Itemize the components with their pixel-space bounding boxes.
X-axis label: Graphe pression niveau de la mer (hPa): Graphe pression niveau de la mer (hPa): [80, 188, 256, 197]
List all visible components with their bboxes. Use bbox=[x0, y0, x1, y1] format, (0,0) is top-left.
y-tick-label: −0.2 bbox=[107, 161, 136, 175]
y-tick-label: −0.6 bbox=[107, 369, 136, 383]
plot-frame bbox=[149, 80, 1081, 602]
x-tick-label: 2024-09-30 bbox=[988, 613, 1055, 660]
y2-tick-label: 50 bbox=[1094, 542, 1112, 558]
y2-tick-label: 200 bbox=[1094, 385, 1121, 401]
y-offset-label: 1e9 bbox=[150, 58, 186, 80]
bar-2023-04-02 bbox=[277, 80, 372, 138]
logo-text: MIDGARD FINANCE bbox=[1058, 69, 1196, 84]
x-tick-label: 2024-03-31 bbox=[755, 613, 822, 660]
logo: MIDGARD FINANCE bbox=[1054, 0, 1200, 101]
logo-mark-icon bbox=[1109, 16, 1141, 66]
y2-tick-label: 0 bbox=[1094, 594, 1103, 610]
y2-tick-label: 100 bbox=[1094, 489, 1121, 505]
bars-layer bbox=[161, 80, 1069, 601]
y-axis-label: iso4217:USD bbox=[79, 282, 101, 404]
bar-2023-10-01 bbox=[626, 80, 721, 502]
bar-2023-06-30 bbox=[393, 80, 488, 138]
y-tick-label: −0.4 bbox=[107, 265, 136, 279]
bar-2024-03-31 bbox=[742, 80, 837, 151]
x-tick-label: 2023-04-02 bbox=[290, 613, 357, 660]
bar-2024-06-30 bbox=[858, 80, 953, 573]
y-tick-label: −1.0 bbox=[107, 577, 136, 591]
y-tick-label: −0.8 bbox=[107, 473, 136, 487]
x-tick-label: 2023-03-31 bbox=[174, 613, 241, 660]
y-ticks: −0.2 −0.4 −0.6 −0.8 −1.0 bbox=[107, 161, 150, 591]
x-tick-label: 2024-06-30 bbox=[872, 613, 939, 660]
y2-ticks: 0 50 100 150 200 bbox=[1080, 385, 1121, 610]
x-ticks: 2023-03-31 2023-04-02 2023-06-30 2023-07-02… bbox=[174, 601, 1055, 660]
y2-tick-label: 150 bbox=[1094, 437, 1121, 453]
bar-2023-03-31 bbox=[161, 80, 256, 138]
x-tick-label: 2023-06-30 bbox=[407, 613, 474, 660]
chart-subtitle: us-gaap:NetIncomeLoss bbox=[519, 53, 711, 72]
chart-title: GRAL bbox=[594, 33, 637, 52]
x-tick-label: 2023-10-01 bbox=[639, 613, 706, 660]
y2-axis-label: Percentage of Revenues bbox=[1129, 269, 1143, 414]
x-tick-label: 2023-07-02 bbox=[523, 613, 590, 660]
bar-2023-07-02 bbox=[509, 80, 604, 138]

---

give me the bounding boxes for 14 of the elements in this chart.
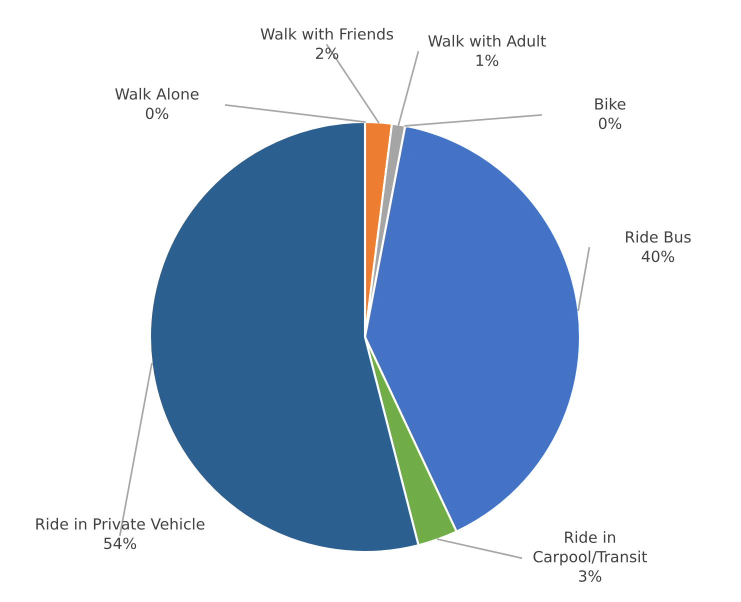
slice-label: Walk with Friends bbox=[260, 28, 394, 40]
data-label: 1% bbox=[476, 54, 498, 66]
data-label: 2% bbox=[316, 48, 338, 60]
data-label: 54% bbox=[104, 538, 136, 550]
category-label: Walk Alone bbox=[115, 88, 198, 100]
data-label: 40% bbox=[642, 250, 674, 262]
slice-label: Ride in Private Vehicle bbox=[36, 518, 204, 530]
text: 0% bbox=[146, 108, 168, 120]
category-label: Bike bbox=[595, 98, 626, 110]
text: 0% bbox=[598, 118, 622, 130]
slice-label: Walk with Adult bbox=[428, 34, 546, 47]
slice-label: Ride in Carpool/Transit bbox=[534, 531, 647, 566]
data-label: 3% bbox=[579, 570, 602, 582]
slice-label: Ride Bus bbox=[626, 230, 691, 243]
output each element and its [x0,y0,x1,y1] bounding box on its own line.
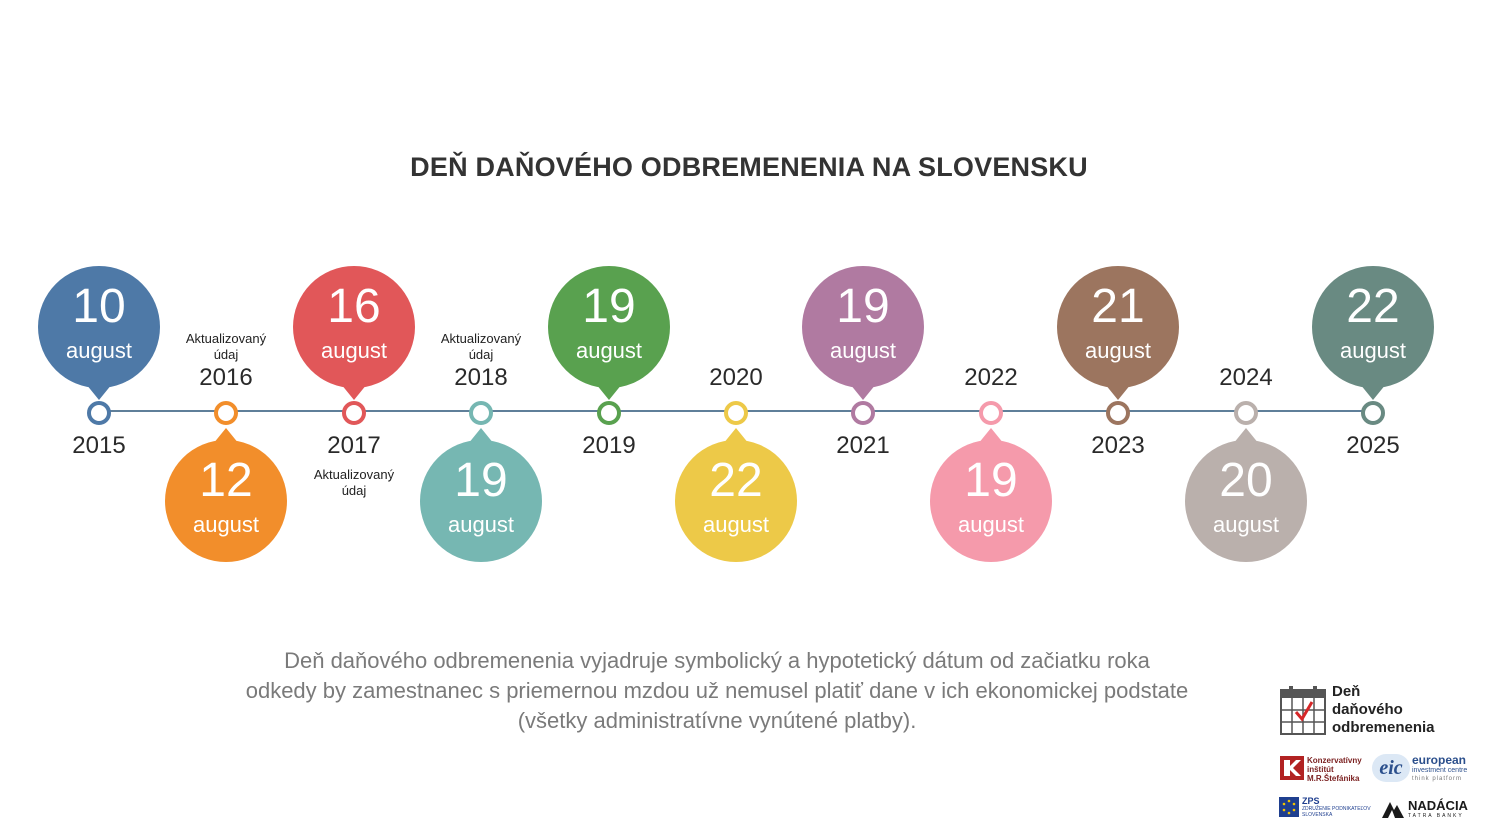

> Task prompt
Please repeat the stretch of data from the line containing "Itemize the components" through the line containing "X-axis label: Graphe", replacing "components" with "elements" and leaving everything else unchanged.

> Correct output
Itemize the elements with their pixel-space bounding boxes.
X-axis label: Graphe pression niveau de la mer (hPa): Graphe pression niveau de la mer (hPa): [80, 188, 256, 197]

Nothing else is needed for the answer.